"""
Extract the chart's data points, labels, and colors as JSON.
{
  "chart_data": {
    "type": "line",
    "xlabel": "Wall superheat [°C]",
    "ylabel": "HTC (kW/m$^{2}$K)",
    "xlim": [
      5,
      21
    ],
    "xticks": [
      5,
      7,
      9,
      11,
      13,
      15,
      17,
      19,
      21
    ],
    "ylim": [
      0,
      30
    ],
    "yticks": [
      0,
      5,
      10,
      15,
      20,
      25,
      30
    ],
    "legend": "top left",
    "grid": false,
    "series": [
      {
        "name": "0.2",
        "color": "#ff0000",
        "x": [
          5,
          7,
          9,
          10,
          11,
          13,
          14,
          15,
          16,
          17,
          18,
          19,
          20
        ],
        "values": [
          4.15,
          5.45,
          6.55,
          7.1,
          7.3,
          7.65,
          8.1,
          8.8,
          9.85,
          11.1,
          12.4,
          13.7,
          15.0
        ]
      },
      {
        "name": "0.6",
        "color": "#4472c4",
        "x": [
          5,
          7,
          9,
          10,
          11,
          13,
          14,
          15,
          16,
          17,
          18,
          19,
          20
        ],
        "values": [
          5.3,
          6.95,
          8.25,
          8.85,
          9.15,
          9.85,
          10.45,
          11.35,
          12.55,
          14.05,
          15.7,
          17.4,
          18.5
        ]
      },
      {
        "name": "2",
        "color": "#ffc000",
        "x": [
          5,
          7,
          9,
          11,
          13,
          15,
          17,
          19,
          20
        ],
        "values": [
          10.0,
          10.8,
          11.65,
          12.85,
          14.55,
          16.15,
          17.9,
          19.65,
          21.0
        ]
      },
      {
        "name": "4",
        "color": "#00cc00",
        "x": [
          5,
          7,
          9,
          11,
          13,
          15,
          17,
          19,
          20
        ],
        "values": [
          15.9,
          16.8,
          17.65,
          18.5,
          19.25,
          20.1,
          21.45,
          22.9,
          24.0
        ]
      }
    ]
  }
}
"""
### Goal
Reproduce each line of the material above precisely.

### Exercise answer
Extract the chart's data points, labels, and colors as JSON.
{
  "chart_data": {
    "type": "line",
    "xlabel": "Wall superheat [°C]",
    "ylabel": "HTC (kW/m$^{2}$K)",
    "xlim": [
      5,
      21
    ],
    "xticks": [
      5,
      7,
      9,
      11,
      13,
      15,
      17,
      19,
      21
    ],
    "ylim": [
      0,
      30
    ],
    "yticks": [
      0,
      5,
      10,
      15,
      20,
      25,
      30
    ],
    "legend": "top left",
    "grid": false,
    "series": [
      {
        "name": "0.2",
        "color": "#ff0000",
        "x": [
          5,
          7,
          9,
          10,
          11,
          13,
          14,
          15,
          16,
          17,
          18,
          19,
          20
        ],
        "values": [
          4.15,
          5.45,
          6.55,
          7.1,
          7.3,
          7.65,
          8.1,
          8.8,
          9.85,
          11.1,
          12.4,
          13.7,
          15.0
        ]
      },
      {
        "name": "0.6",
        "color": "#4472c4",
        "x": [
          5,
          7,
          9,
          10,
          11,
          13,
          14,
          15,
          16,
          17,
          18,
          19,
          20
        ],
        "values": [
          5.3,
          6.95,
          8.25,
          8.85,
          9.15,
          9.85,
          10.45,
          11.35,
          12.55,
          14.05,
          15.7,
          17.4,
          18.5
        ]
      },
      {
        "name": "2",
        "color": "#ffc000",
        "x": [
          5,
          7,
          9,
          11,
          13,
          15,
          17,
          19,
          20
        ],
        "values": [
          10.0,
          10.8,
          11.65,
          12.85,
          14.55,
          16.15,
          17.9,
          19.65,
          21.0
        ]
      },
      {
        "name": "4",
        "color": "#00cc00",
        "x": [
          5,
          7,
          9,
          11,
          13,
          15,
          17,
          19,
          20
        ],
        "values": [
          15.9,
          16.8,
          17.65,
          18.5,
          19.25,
          20.1,
          21.45,
          22.9,
          24.0
        ]
      }
    ]
  }
}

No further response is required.